Dataset entries on figures
---+---

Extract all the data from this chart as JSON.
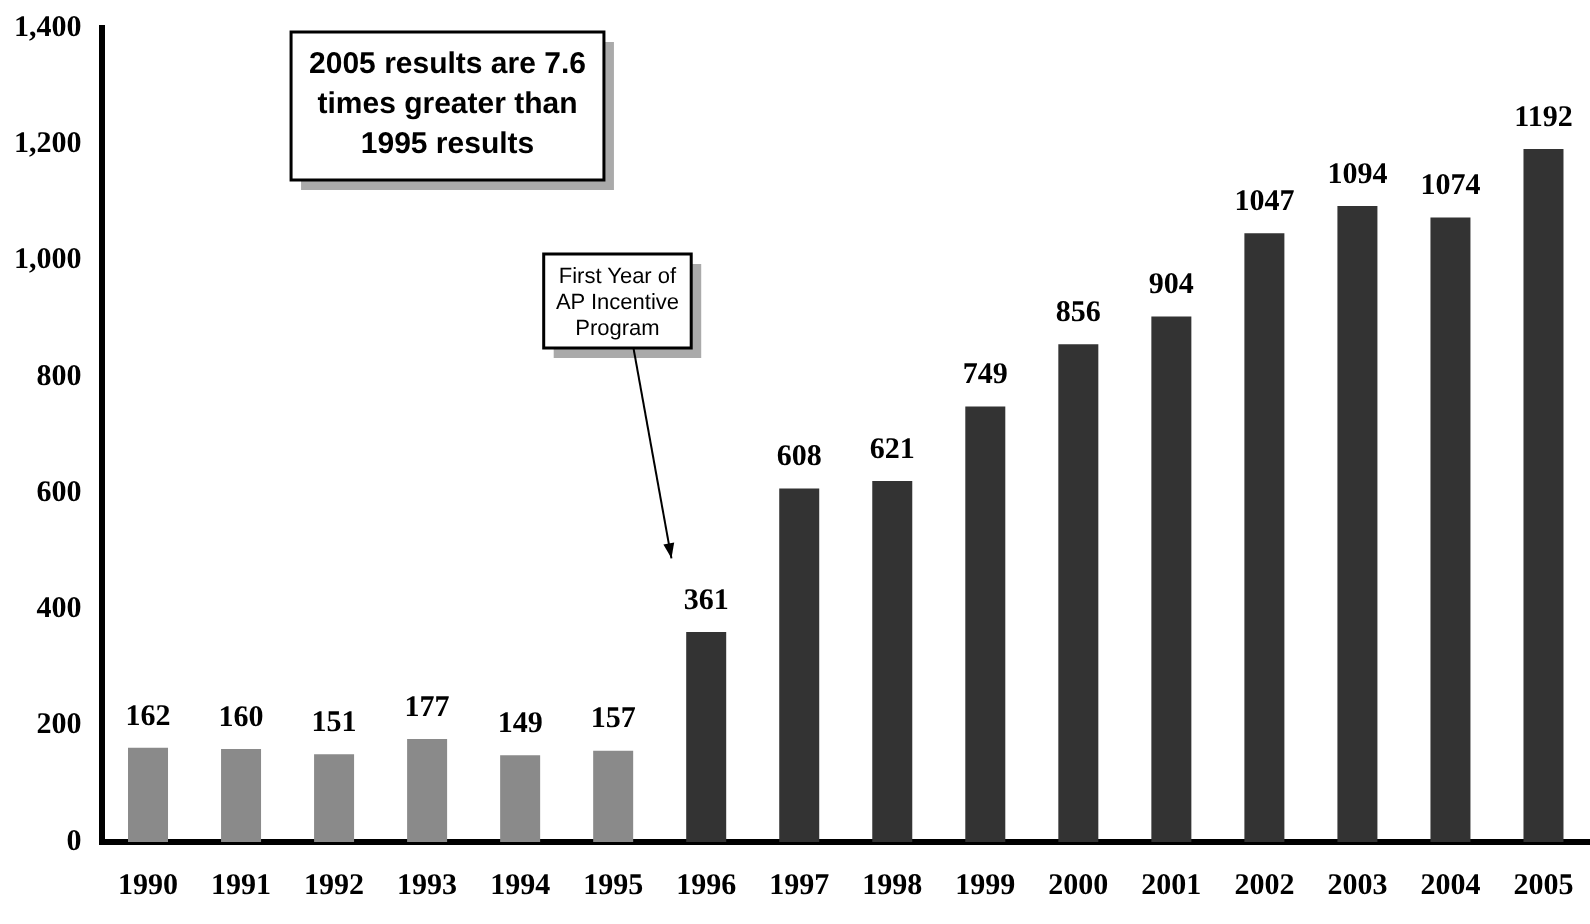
{
  "chart_data": {
    "type": "bar",
    "categories": [
      "1990",
      "1991",
      "1992",
      "1993",
      "1994",
      "1995",
      "1996",
      "1997",
      "1998",
      "1999",
      "2000",
      "2001",
      "2002",
      "2003",
      "2004",
      "2005"
    ],
    "values": [
      162,
      160,
      151,
      177,
      149,
      157,
      361,
      608,
      621,
      749,
      856,
      904,
      1047,
      1094,
      1074,
      1192
    ],
    "colors": [
      "#8a8a8a",
      "#8a8a8a",
      "#8a8a8a",
      "#8a8a8a",
      "#8a8a8a",
      "#8a8a8a",
      "#333333",
      "#333333",
      "#333333",
      "#333333",
      "#333333",
      "#333333",
      "#333333",
      "#333333",
      "#333333",
      "#333333"
    ],
    "ylim": [
      0,
      1400
    ],
    "yticks": [
      0,
      {
        "value": 200,
        "label": "200"
      },
      {
        "value": 400,
        "label": "400"
      },
      {
        "value": 600,
        "label": "600"
      },
      {
        "value": 800,
        "label": "800"
      },
      {
        "value": 1000,
        "label": "1,000"
      },
      {
        "value": 1200,
        "label": "1,200"
      },
      {
        "value": 1400,
        "label": "1,400"
      }
    ],
    "grid": false,
    "legend": false,
    "data_labels": true,
    "annotations": [
      "2005 results are 7.6 times greater than 1995 results",
      "First Year of AP Incentive Program"
    ]
  }
}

---+---

Given instruction
Your task is to transcribe all of the records precisely, with no images included.

Answer
Extract all the data from this chart as JSON.
{
  "chart_data": {
    "type": "bar",
    "categories": [
      "1990",
      "1991",
      "1992",
      "1993",
      "1994",
      "1995",
      "1996",
      "1997",
      "1998",
      "1999",
      "2000",
      "2001",
      "2002",
      "2003",
      "2004",
      "2005"
    ],
    "values": [
      162,
      160,
      151,
      177,
      149,
      157,
      361,
      608,
      621,
      749,
      856,
      904,
      1047,
      1094,
      1074,
      1192
    ],
    "colors": [
      "#8a8a8a",
      "#8a8a8a",
      "#8a8a8a",
      "#8a8a8a",
      "#8a8a8a",
      "#8a8a8a",
      "#333333",
      "#333333",
      "#333333",
      "#333333",
      "#333333",
      "#333333",
      "#333333",
      "#333333",
      "#333333",
      "#333333"
    ],
    "ylim": [
      0,
      1400
    ],
    "yticks": [
      0,
      {
        "value": 200,
        "label": "200"
      },
      {
        "value": 400,
        "label": "400"
      },
      {
        "value": 600,
        "label": "600"
      },
      {
        "value": 800,
        "label": "800"
      },
      {
        "value": 1000,
        "label": "1,000"
      },
      {
        "value": 1200,
        "label": "1,200"
      },
      {
        "value": 1400,
        "label": "1,400"
      }
    ],
    "grid": false,
    "legend": false,
    "data_labels": true,
    "annotations": [
      "2005 results are 7.6 times greater than 1995 results",
      "First Year of AP Incentive Program"
    ]
  }
}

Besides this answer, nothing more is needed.